▶ Exercise instructions:
Locate each line of the material that contains "title", then return it.

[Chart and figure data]
__________

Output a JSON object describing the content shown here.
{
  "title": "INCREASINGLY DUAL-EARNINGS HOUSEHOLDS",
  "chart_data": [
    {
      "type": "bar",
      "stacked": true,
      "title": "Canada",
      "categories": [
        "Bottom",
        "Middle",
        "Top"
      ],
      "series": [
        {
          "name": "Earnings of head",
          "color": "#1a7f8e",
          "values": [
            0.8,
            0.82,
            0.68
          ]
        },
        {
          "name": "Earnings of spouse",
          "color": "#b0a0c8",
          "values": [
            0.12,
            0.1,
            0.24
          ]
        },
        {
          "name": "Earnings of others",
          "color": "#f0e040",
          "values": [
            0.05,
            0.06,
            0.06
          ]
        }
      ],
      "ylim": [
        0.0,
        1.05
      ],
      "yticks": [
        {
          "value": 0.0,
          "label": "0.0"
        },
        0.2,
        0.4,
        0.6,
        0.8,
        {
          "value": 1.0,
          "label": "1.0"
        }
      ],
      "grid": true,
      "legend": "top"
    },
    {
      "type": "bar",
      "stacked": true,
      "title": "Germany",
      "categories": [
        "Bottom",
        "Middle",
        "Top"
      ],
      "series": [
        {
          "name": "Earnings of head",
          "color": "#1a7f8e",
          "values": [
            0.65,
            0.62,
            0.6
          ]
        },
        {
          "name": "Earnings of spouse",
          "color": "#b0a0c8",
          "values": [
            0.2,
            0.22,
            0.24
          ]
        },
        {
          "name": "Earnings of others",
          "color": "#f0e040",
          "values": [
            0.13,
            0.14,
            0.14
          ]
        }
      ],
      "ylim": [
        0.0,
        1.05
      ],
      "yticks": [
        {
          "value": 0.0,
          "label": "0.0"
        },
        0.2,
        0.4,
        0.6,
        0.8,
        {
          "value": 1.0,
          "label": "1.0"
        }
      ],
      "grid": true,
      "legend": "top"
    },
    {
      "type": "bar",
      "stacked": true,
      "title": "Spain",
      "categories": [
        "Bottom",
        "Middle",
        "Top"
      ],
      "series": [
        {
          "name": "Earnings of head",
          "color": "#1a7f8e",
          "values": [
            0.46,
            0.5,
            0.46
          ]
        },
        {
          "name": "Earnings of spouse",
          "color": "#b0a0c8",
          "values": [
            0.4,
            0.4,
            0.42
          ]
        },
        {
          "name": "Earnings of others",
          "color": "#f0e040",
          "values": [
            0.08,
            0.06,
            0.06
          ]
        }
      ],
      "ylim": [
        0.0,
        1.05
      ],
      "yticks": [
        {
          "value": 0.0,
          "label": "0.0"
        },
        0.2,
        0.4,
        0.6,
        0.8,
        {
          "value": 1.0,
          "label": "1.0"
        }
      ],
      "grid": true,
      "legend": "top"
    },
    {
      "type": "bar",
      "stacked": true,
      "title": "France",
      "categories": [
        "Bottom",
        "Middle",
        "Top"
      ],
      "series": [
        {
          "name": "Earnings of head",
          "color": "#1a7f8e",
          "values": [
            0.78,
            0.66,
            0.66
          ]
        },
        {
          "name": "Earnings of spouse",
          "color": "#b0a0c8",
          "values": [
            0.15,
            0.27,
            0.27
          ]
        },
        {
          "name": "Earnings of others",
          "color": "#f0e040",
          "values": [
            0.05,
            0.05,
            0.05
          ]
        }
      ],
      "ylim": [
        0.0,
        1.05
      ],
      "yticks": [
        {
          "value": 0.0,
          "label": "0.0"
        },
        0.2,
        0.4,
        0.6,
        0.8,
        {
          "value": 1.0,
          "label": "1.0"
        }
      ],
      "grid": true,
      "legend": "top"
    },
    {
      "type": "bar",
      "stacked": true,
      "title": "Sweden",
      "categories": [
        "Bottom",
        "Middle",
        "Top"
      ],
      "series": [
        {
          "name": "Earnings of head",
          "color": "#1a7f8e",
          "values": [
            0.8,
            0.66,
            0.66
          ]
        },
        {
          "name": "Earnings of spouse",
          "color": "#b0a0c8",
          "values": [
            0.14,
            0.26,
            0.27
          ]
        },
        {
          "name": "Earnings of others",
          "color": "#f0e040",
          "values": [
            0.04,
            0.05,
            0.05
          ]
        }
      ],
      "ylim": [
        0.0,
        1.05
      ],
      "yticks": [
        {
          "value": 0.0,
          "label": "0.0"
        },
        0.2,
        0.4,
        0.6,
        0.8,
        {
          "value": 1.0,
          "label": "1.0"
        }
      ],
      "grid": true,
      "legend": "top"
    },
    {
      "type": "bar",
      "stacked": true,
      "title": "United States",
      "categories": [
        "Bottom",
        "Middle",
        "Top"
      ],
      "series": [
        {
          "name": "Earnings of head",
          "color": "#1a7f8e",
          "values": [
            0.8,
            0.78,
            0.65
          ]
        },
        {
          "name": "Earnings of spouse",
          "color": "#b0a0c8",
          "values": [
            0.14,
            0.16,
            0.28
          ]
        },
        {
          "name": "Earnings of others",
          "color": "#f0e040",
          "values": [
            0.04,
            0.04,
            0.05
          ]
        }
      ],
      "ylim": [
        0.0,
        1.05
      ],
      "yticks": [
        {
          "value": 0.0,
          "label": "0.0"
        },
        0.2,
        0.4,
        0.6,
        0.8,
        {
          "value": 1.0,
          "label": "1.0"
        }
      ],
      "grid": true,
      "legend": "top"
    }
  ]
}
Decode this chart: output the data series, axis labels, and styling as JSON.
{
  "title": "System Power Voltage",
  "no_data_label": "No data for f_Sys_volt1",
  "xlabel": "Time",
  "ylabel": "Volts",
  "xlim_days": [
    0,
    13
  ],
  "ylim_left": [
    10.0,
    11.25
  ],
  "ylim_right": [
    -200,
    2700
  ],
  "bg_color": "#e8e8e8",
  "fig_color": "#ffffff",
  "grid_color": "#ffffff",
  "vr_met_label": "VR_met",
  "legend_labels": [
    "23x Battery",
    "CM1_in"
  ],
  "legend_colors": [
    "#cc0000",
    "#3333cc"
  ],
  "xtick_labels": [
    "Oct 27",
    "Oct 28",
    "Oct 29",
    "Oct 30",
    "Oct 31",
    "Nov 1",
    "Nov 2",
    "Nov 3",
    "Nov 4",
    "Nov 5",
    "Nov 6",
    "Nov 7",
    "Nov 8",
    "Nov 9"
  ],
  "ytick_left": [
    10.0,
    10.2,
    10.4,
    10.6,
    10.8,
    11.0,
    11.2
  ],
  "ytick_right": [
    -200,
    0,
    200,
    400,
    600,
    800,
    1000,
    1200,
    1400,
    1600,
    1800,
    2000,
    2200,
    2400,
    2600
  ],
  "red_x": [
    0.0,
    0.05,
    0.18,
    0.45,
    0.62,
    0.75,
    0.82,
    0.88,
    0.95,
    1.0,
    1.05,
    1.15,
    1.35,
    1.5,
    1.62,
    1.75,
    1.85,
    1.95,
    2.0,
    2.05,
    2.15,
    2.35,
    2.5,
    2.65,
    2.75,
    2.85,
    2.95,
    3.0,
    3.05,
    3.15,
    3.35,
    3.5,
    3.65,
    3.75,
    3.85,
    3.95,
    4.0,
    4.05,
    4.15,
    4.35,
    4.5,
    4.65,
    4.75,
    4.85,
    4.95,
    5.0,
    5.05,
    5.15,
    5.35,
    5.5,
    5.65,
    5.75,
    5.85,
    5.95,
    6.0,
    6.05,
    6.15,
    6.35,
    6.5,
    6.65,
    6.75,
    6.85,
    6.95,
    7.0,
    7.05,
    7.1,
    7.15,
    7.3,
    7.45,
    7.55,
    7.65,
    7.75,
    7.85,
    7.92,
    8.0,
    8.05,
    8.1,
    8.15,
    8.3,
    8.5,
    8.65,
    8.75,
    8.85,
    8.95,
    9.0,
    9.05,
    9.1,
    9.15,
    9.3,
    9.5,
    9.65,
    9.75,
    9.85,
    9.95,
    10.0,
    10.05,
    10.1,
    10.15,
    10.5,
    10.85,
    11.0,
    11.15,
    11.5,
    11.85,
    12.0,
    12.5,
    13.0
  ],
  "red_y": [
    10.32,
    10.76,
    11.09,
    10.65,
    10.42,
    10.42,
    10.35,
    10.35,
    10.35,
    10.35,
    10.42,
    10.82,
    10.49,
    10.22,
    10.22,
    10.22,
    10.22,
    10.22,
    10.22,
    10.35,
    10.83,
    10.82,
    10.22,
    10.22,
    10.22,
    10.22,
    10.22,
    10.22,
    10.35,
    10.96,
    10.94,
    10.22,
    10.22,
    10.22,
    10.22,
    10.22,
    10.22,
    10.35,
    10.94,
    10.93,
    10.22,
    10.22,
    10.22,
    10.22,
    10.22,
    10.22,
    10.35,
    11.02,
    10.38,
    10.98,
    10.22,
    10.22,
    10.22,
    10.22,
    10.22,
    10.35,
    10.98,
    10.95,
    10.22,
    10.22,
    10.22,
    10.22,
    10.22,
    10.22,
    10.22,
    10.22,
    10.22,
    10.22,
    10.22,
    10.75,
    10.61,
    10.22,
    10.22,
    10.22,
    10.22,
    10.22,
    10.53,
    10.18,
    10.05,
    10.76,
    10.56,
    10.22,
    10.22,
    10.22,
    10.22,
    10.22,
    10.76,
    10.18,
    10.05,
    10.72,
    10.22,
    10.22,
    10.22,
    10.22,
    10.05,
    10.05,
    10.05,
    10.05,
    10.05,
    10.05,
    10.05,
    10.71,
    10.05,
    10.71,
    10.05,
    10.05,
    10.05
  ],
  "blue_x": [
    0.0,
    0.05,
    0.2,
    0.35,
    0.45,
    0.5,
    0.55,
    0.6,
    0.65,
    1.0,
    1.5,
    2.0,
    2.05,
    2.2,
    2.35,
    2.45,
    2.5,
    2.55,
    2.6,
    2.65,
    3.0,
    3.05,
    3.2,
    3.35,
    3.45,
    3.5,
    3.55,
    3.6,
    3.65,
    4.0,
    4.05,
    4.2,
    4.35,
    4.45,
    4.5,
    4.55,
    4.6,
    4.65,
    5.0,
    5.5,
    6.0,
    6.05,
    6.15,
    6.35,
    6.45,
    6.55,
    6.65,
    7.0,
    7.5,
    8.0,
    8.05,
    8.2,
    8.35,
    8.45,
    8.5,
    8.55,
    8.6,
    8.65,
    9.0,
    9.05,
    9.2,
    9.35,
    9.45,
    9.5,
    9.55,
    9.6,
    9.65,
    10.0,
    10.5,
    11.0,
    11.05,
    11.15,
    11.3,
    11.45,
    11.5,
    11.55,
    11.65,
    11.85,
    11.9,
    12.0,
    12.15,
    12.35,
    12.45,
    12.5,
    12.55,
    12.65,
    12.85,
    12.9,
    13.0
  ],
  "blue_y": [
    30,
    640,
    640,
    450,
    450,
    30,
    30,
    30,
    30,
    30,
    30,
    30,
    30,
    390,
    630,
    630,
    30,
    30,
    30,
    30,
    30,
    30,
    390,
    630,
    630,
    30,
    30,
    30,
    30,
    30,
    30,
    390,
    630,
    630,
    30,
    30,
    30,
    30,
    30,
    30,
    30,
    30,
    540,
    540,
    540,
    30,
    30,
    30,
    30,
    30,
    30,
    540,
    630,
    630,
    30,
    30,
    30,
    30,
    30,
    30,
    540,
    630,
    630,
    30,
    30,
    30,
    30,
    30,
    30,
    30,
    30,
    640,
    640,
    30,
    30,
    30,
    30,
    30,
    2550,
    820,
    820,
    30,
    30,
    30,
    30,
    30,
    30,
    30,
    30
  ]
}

__________

▶ Final result:
  "title": "INCREASINGLY DUAL-EARNINGS HOUSEHOLDS",
      "title": "Canada",
      "title": "Germany",
      "title": "Spain",
      "title": "France",
      "title": "Sweden",
      "title": "United States",
  "title": "System Power Voltage",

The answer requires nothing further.